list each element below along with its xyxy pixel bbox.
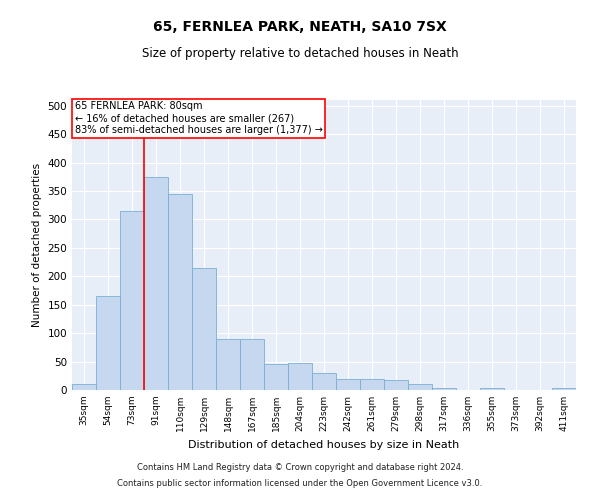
Bar <box>216 339 240 390</box>
Bar <box>552 388 576 390</box>
Bar <box>312 373 336 390</box>
Text: 65, FERNLEA PARK, NEATH, SA10 7SX: 65, FERNLEA PARK, NEATH, SA10 7SX <box>153 20 447 34</box>
Bar <box>264 364 288 390</box>
Bar <box>336 378 360 390</box>
Bar <box>480 388 504 390</box>
Bar <box>168 194 192 390</box>
Bar <box>288 364 312 390</box>
Text: Size of property relative to detached houses in Neath: Size of property relative to detached ho… <box>142 48 458 60</box>
Text: Contains HM Land Registry data © Crown copyright and database right 2024.: Contains HM Land Registry data © Crown c… <box>137 464 463 472</box>
Bar <box>432 388 456 390</box>
Bar <box>360 378 384 390</box>
Bar <box>384 380 408 390</box>
X-axis label: Distribution of detached houses by size in Neath: Distribution of detached houses by size … <box>188 440 460 450</box>
Bar <box>192 268 216 390</box>
Bar <box>144 177 168 390</box>
Bar <box>240 339 264 390</box>
Text: Contains public sector information licensed under the Open Government Licence v3: Contains public sector information licen… <box>118 478 482 488</box>
Bar <box>96 296 120 390</box>
Y-axis label: Number of detached properties: Number of detached properties <box>32 163 42 327</box>
Bar <box>120 211 144 390</box>
Bar <box>72 384 96 390</box>
Bar <box>408 384 432 390</box>
Text: 65 FERNLEA PARK: 80sqm
← 16% of detached houses are smaller (267)
83% of semi-de: 65 FERNLEA PARK: 80sqm ← 16% of detached… <box>74 102 322 134</box>
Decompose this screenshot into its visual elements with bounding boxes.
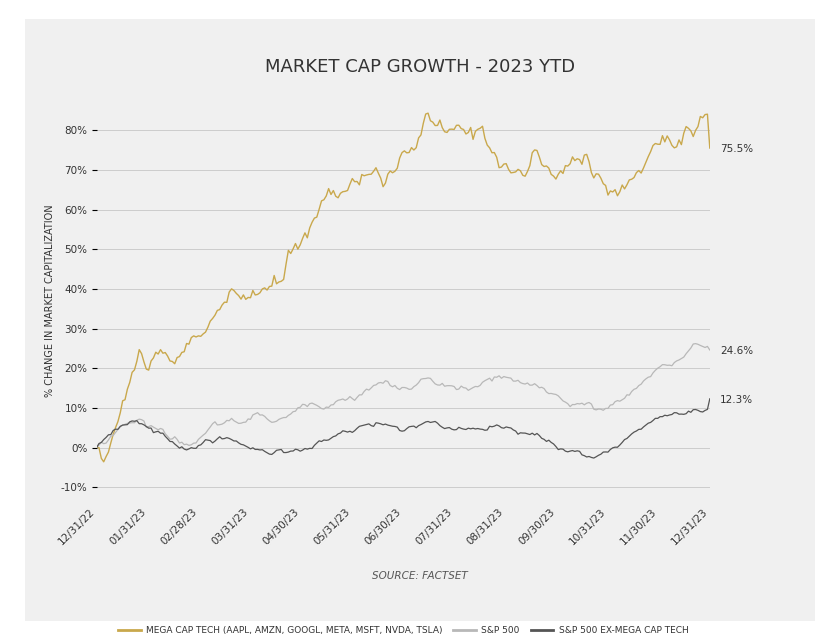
- Text: MARKET CAP GROWTH - 2023 YTD: MARKET CAP GROWTH - 2023 YTD: [265, 58, 575, 76]
- Legend: MEGA CAP TECH (AAPL, AMZN, GOOGL, META, MSFT, NVDA, TSLA), S&P 500, S&P 500 EX-M: MEGA CAP TECH (AAPL, AMZN, GOOGL, META, …: [114, 623, 692, 639]
- Y-axis label: % CHANGE IN MARKET CAPITALIZATION: % CHANGE IN MARKET CAPITALIZATION: [45, 205, 55, 397]
- Text: SOURCE: FACTSET: SOURCE: FACTSET: [372, 571, 468, 581]
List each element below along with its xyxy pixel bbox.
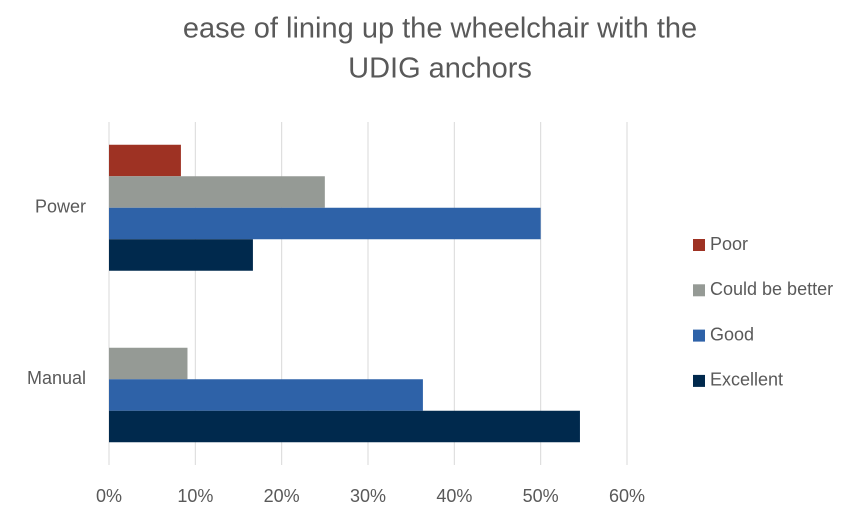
x-tick-label: 50% [523, 486, 559, 506]
x-tick-label: 0% [96, 486, 122, 506]
chart-title: UDIG anchors [348, 53, 532, 85]
legend-label: Excellent [710, 370, 783, 390]
x-tick-label: 40% [436, 486, 472, 506]
legend-swatch [693, 329, 705, 342]
legend-swatch [693, 284, 705, 297]
bar [109, 144, 181, 177]
bar [109, 410, 580, 443]
x-tick-label: 60% [609, 486, 645, 506]
y-tick-label: Manual [27, 368, 86, 388]
bar [109, 207, 541, 240]
x-tick-label: 20% [264, 486, 300, 506]
legend-label: Good [710, 324, 754, 344]
legend-label: Poor [710, 234, 748, 254]
legend-swatch [693, 239, 705, 251]
x-tick-label: 30% [350, 486, 386, 506]
chart-title: ease of lining up the wheelchair with th… [183, 13, 697, 45]
x-tick-label: 10% [177, 486, 213, 506]
legend-swatch [693, 374, 705, 387]
bar [109, 176, 325, 208]
bar [109, 379, 423, 411]
y-tick-label: Power [35, 197, 86, 217]
legend-label: Could be better [710, 279, 833, 299]
bar [109, 239, 253, 271]
bar [109, 347, 188, 380]
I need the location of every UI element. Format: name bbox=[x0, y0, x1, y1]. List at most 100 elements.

- - - - - - -

_Given task_: Copy the lines from the line with "Bar <box>216 339 240 390</box>" through the line with "Bar <box>288 364 312 390</box>" character for character.

_Worked solution_:
Bar <box>216 339 240 390</box>
Bar <box>552 388 576 390</box>
Bar <box>312 373 336 390</box>
Text: 65, FERNLEA PARK, NEATH, SA10 7SX: 65, FERNLEA PARK, NEATH, SA10 7SX <box>153 20 447 34</box>
Bar <box>264 364 288 390</box>
Bar <box>336 378 360 390</box>
Bar <box>480 388 504 390</box>
Bar <box>168 194 192 390</box>
Bar <box>288 364 312 390</box>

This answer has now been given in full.